▶ PROBLEM DETAILS: From the entries below, gather every line containing the string "Planting".

▶ PROVIDED RECORDS:
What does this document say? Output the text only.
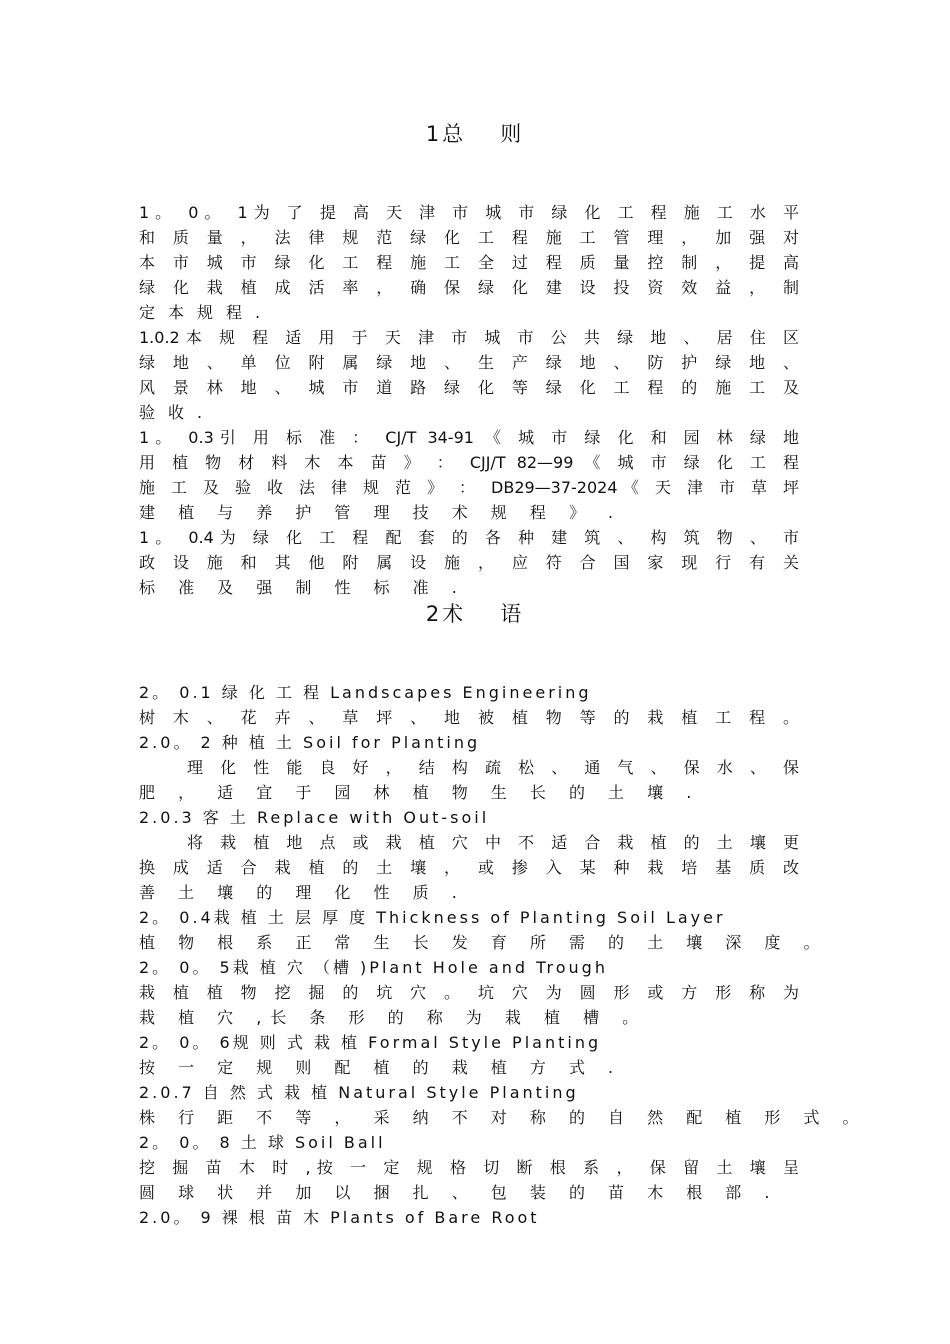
1总 则
1。 0。 1为 了 提 高 天 津 市 城 市 绿 化 工 程 施 工 水 平
和 质 量 ， 法 律 规 范 绿 化 工 程 施 工 管 理 ， 加 强 对
本 市 城 市 绿 化 工 程 施 工 全 过 程 质 量 控 制 ， 提 高
绿 化 栽 植 成 活 率 ， 确 保 绿 化 建 设 投 资 效 益 ， 制
定本规程.
1.0.2本 规 程 适 用 于 天 津 市 城 市 公 共 绿 地 、 居 住 区
绿 地 、 单 位 附 属 绿 地 、 生 产 绿 地 、 防 护 绿 地 、
风 景 林 地 、 城 市 道 路 绿 化 等 绿 化 工 程 的 施 工 及
验收.
1。 0.3引 用 标 准 ： CJ/T 34-91 《 城 市 绿 化 和 园 林 绿 地
用 植 物 材 料 木 本 苗 》 ： CJJ/T 82—99 《 城 市 绿 化 工 程
施 工 及 验 收 法 律 规 范 》 ： DB29—37-2024《 天 津 市 草 坪
建 植 与 养 护 管 理 技 术 规 程 》 .
1。 0.4为 绿 化 工 程 配 套 的 各 种 建 筑 、 构 筑 物 、 市
政 设 施 和 其 他 附 属 设 施 ， 应 符 合 国 家 现 行 有 关
标 准 及 强 制 性 标 准 .
2术 语
2。 0.1 绿 化 工 程 Landscapes Engineering
树 木 、 花 卉 、 草 坪 、 地 被 植 物 等 的 栽 植 工 程 。
2.0。 2 种 植 土 Soil for Planting
理 化 性 能 良 好 ， 结 构 疏 松 、 通 气 、 保 水 、 保
肥 ， 适 宜 于 园 林 植 物 生 长 的 土 壤 .
2.0.3 客 土 Replace with Out-soil
将 栽 植 地 点 或 栽 植 穴 中 不 适 合 栽 植 的 土 壤 更
换 成 适 合 栽 植 的 土 壤 ， 或 掺 入 某 种 栽 培 基 质 改
善 土 壤 的 理 化 性 质 .
2。 0.4栽 植 土 层 厚 度 Thickness of Planting Soil Layer
植 物 根 系 正 常 生 长 发 育 所 需 的 土 壤 深 度 。
2。 0。 5栽 植 穴 （槽 )Plant Hole and Trough
栽 植 植 物 挖 掘 的 坑 穴 。 坑 穴 为 圆 形 或 方 形 称 为
栽 植 穴 ,长 条 形 的 称 为 栽 植 槽 。
2。 0。 6规 则 式 栽 植 Formal Style Planting
按 一 定 规 则 配 植 的 栽 植 方 式 .
2.0.7 自 然 式 栽 植 Natural Style Planting
株 行 距 不 等 ， 采 纳 不 对 称 的 自 然 配 植 形 式 。
2。 0。 8 土 球 Soil Ball
挖 掘 苗 木 时 ,按 一 定 规 格 切 断 根 系 ， 保 留 土 壤 呈
圆 球 状 并 加 以 捆 扎 、 包 装 的 苗 木 根 部 .
2.0。 9 裸 根 苗 木 Plants of Bare Root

▶ RESPONSE TO THE TASK:
2.0。 2 种 植 土 Soil for Planting
2。 0.4栽 植 土 层 厚 度 Thickness of Planting Soil Layer
2。 0。 6规 则 式 栽 植 Formal Style Planting
2.0.7 自 然 式 栽 植 Natural Style Planting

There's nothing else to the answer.